Task requirements: Word for word, transcribe the lines below and drop the pictures.

Input rows:
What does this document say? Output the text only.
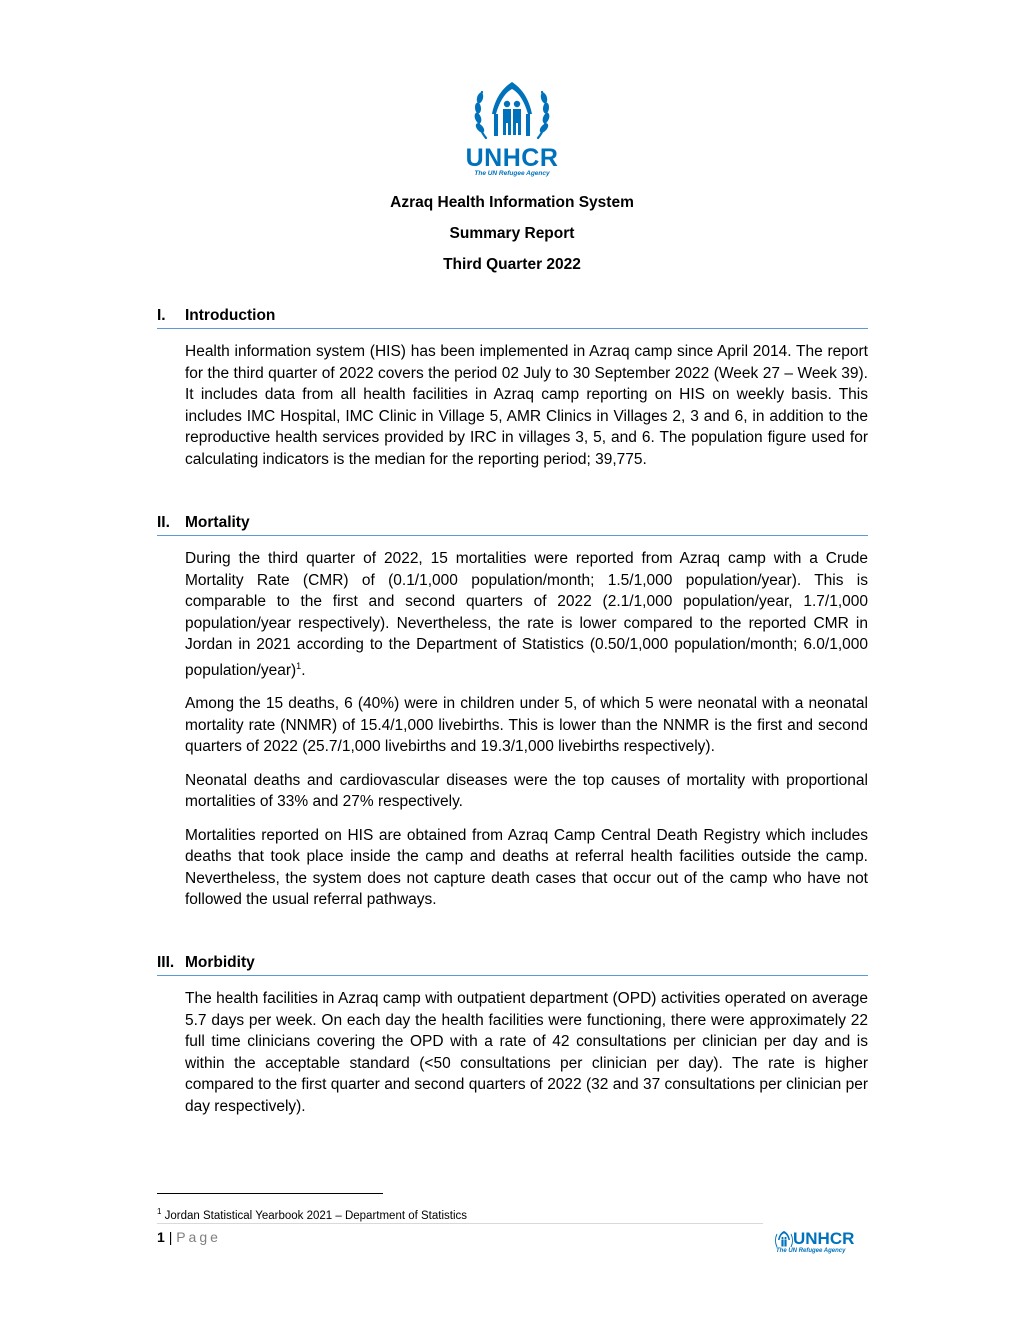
UNHCR
The UN Refugee Agency
Azraq Health Information System
Summary Report
Third Quarter 2022
I.	Introduction

Health information system (HIS) has been implemented in Azraq camp since April 2014. The report for the third quarter of 2022 covers the period 02 July to 30 September 2022 (Week 27 – Week 39). It includes data from all health facilities in Azraq camp reporting on HIS on weekly basis. This includes IMC Hospital, IMC Clinic in Village 5, AMR Clinics in Villages 2, 3 and 6, in addition to the reproductive health services provided by IRC in villages 3, 5, and 6. The population figure used for calculating indicators is the median for the reporting period; 39,775.

II. Mortality

During the third quarter of 2022, 15 mortalities were reported from Azraq camp with a Crude Mortality Rate (CMR) of (0.1/1,000 population/month; 1.5/1,000 population/year). This is comparable to the first and second quarters of 2022 (2.1/1,000 population/year, 1.7/1,000 population/year respectively). Nevertheless, the rate is lower compared to the reported CMR in Jordan in 2021 according to the Department of Statistics (0.50/1,000 population/month; 6.0/1,000 population/year)$^1$.

Among the 15 deaths, 6 (40%) were in children under 5, of which 5 were neonatal with a neonatal mortality rate (NNMR) of 15.4/1,000 livebirths. This is lower than the NNMR is the first and second quarters of 2022 (25.7/1,000 livebirths and 19.3/1,000 livebirths respectively).

Neonatal deaths and cardiovascular diseases were the top causes of mortality with proportional mortalities of 33% and 27% respectively.

Mortalities reported on HIS are obtained from Azraq Camp Central Death Registry which includes deaths that took place inside the camp and deaths at referral health facilities outside the camp. Nevertheless, the system does not capture death cases that occur out of the camp who have not followed the usual referral pathways.

III. Morbidity

The health facilities in Azraq camp with outpatient department (OPD) activities operated on average 5.7 days per week. On each day the health facilities were functioning, there were approximately 22 full time clinicians covering the OPD with a rate of 42 consultations per clinician per day and is within the acceptable standard (<50 consultations per clinician per day). The rate is higher compared to the first quarter and second quarters of 2022 (32 and 37 consultations per clinician per day respectively).

$^1$ Jordan Statistical Yearbook 2021 – Department of Statistics
1 | Page	UNHCR
The UN Refugee Agency
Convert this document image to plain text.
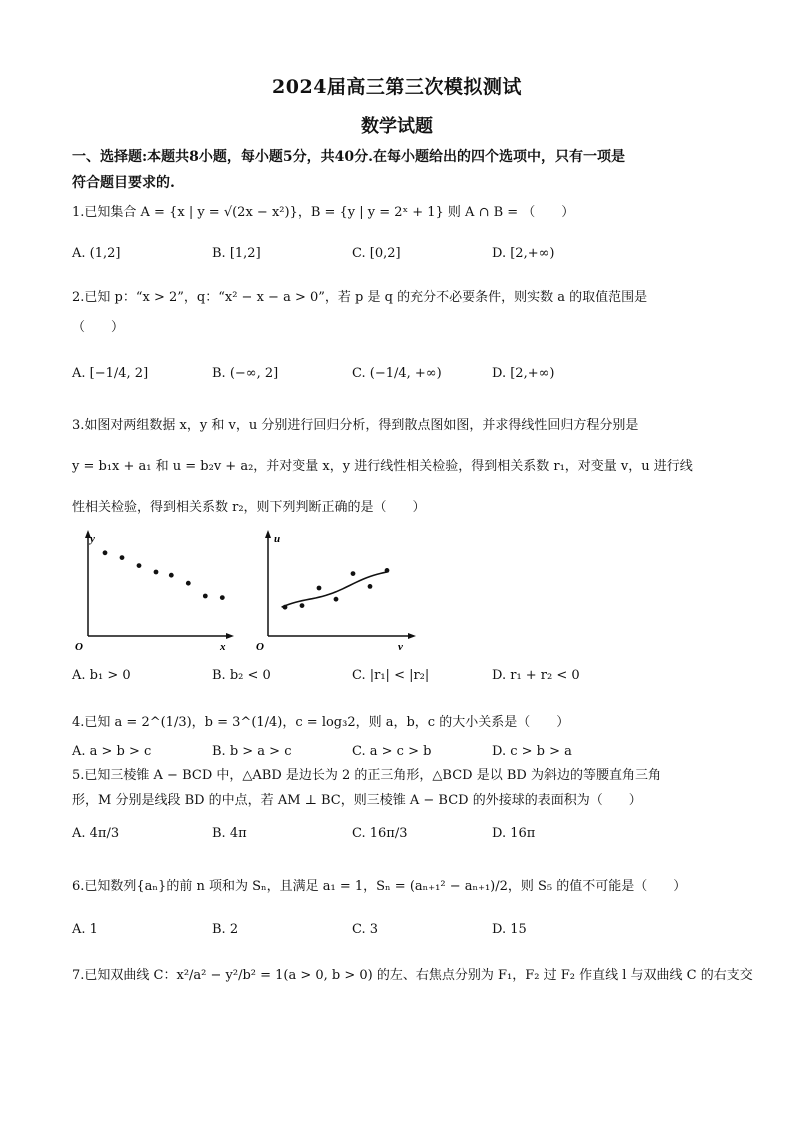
2024届高三第三次模拟测试
数学试题
一、选择题:本题共8小题，每小题5分，共40分.在每小题给出的四个选项中，只有一项是
符合题目要求的.
1.已知集合 A = {x | y = √(2x − x²)}，B = {y | y = 2ˣ + 1} 则 A ∩ B = （　　）
A. (1,2]	B. [1,2]	C. [0,2]	D. [2,+∞)
2.已知 p：“x > 2”，q：“x² − x − a > 0”，若 p 是 q 的充分不必要条件，则实数 a 的取值范围是
（　　）
A. [−1/4, 2]	B. (−∞, 2]	C. (−1/4, +∞)	D. [2,+∞)
3.如图对两组数据 x，y 和 v，u 分别进行回归分析，得到散点图如图，并求得线性回归方程分别是
y = b₁x + a₁ 和 u = b₂v + a₂，并对变量 x，y 进行线性相关检验，得到相关系数 r₁，对变量 v，u 进行线
性相关检验，得到相关系数 r₂，则下列判断正确的是（　　）
y
x
O
u
v
O
A. b₁ > 0	B. b₂ < 0	C. |r₁| < |r₂|	D. r₁ + r₂ < 0
4.已知 a = 2^(1/3)，b = 3^(1/4)，c = log₃2，则 a，b，c 的大小关系是（　　）
A. a > b > c	B. b > a > c	C. a > c > b	D. c > b > a
5.已知三棱锥 A − BCD 中，△ABD 是边长为 2 的正三角形，△BCD 是以 BD 为斜边的等腰直角三角
形，M 分别是线段 BD 的中点，若 AM ⊥ BC，则三棱锥 A − BCD 的外接球的表面积为（　　）
A. 4π/3	B. 4π	C. 16π/3	D. 16π
6.已知数列{aₙ}的前 n 项和为 Sₙ，且满足 a₁ = 1，Sₙ = (aₙ₊₁² − aₙ₊₁)/2，则 S₅ 的值不可能是（　　）
A. 1	B. 2	C. 3	D. 15
7.已知双曲线 C：x²/a² − y²/b² = 1(a > 0, b > 0) 的左、右焦点分别为 F₁，F₂ 过 F₂ 作直线 l 与双曲线 C 的右支交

Solution to the problem:
What does this document say? Output the text only.
UNHCR
The UN Refugee Agency
Azraq Health Information System
Summary Report
Third Quarter 2022
I.	Introduction

Health information system (HIS) has been implemented in Azraq camp since April 2014. The report for the third quarter of 2022 covers the period 02 July to 30 September 2022 (Week 27 – Week 39). It includes data from all health facilities in Azraq camp reporting on HIS on weekly basis. This includes IMC Hospital, IMC Clinic in Village 5, AMR Clinics in Villages 2, 3 and 6, in addition to the reproductive health services provided by IRC in villages 3, 5, and 6. The population figure used for calculating indicators is the median for the reporting period; 39,775.

II. Mortality

During the third quarter of 2022, 15 mortalities were reported from Azraq camp with a Crude Mortality Rate (CMR) of (0.1/1,000 population/month; 1.5/1,000 population/year). This is comparable to the first and second quarters of 2022 (2.1/1,000 population/year, 1.7/1,000 population/year respectively). Nevertheless, the rate is lower compared to the reported CMR in Jordan in 2021 according to the Department of Statistics (0.50/1,000 population/month; 6.0/1,000 population/year)$^1$.

Among the 15 deaths, 6 (40%) were in children under 5, of which 5 were neonatal with a neonatal mortality rate (NNMR) of 15.4/1,000 livebirths. This is lower than the NNMR is the first and second quarters of 2022 (25.7/1,000 livebirths and 19.3/1,000 livebirths respectively).

Neonatal deaths and cardiovascular diseases were the top causes of mortality with proportional mortalities of 33% and 27% respectively.

Mortalities reported on HIS are obtained from Azraq Camp Central Death Registry which includes deaths that took place inside the camp and deaths at referral health facilities outside the camp. Nevertheless, the system does not capture death cases that occur out of the camp who have not followed the usual referral pathways.

III. Morbidity

The health facilities in Azraq camp with outpatient department (OPD) activities operated on average 5.7 days per week. On each day the health facilities were functioning, there were approximately 22 full time clinicians covering the OPD with a rate of 42 consultations per clinician per day and is within the acceptable standard (<50 consultations per clinician per day). The rate is higher compared to the first quarter and second quarters of 2022 (32 and 37 consultations per clinician per day respectively).

$^1$ Jordan Statistical Yearbook 2021 – Department of Statistics
1 | Page	UNHCR
The UN Refugee Agency
Convert this document image to plain text.
2024届高三第三次模拟测试
数学试题
一、选择题:本题共8小题，每小题5分，共40分.在每小题给出的四个选项中，只有一项是
符合题目要求的.
1.已知集合 A = {x | y = √(2x − x²)}，B = {y | y = 2ˣ + 1} 则 A ∩ B = （　　）
A. (1,2]	B. [1,2]	C. [0,2]	D. [2,+∞)
2.已知 p：“x > 2”，q：“x² − x − a > 0”，若 p 是 q 的充分不必要条件，则实数 a 的取值范围是
（　　）
A. [−1/4, 2]	B. (−∞, 2]	C. (−1/4, +∞)	D. [2,+∞)
3.如图对两组数据 x，y 和 v，u 分别进行回归分析，得到散点图如图，并求得线性回归方程分别是
y = b₁x + a₁ 和 u = b₂v + a₂，并对变量 x，y 进行线性相关检验，得到相关系数 r₁，对变量 v，u 进行线
性相关检验，得到相关系数 r₂，则下列判断正确的是（　　）
y
x
O
u
v
O
A. b₁ > 0	B. b₂ < 0	C. |r₁| < |r₂|	D. r₁ + r₂ < 0
4.已知 a = 2^(1/3)，b = 3^(1/4)，c = log₃2，则 a，b，c 的大小关系是（　　）
A. a > b > c	B. b > a > c	C. a > c > b	D. c > b > a
5.已知三棱锥 A − BCD 中，△ABD 是边长为 2 的正三角形，△BCD 是以 BD 为斜边的等腰直角三角
形，M 分别是线段 BD 的中点，若 AM ⊥ BC，则三棱锥 A − BCD 的外接球的表面积为（　　）
A. 4π/3	B. 4π	C. 16π/3	D. 16π
6.已知数列{aₙ}的前 n 项和为 Sₙ，且满足 a₁ = 1，Sₙ = (aₙ₊₁² − aₙ₊₁)/2，则 S₅ 的值不可能是（　　）
A. 1	B. 2	C. 3	D. 15
7.已知双曲线 C：x²/a² − y²/b² = 1(a > 0, b > 0) 的左、右焦点分别为 F₁，F₂ 过 F₂ 作直线 l 与双曲线 C 的右支交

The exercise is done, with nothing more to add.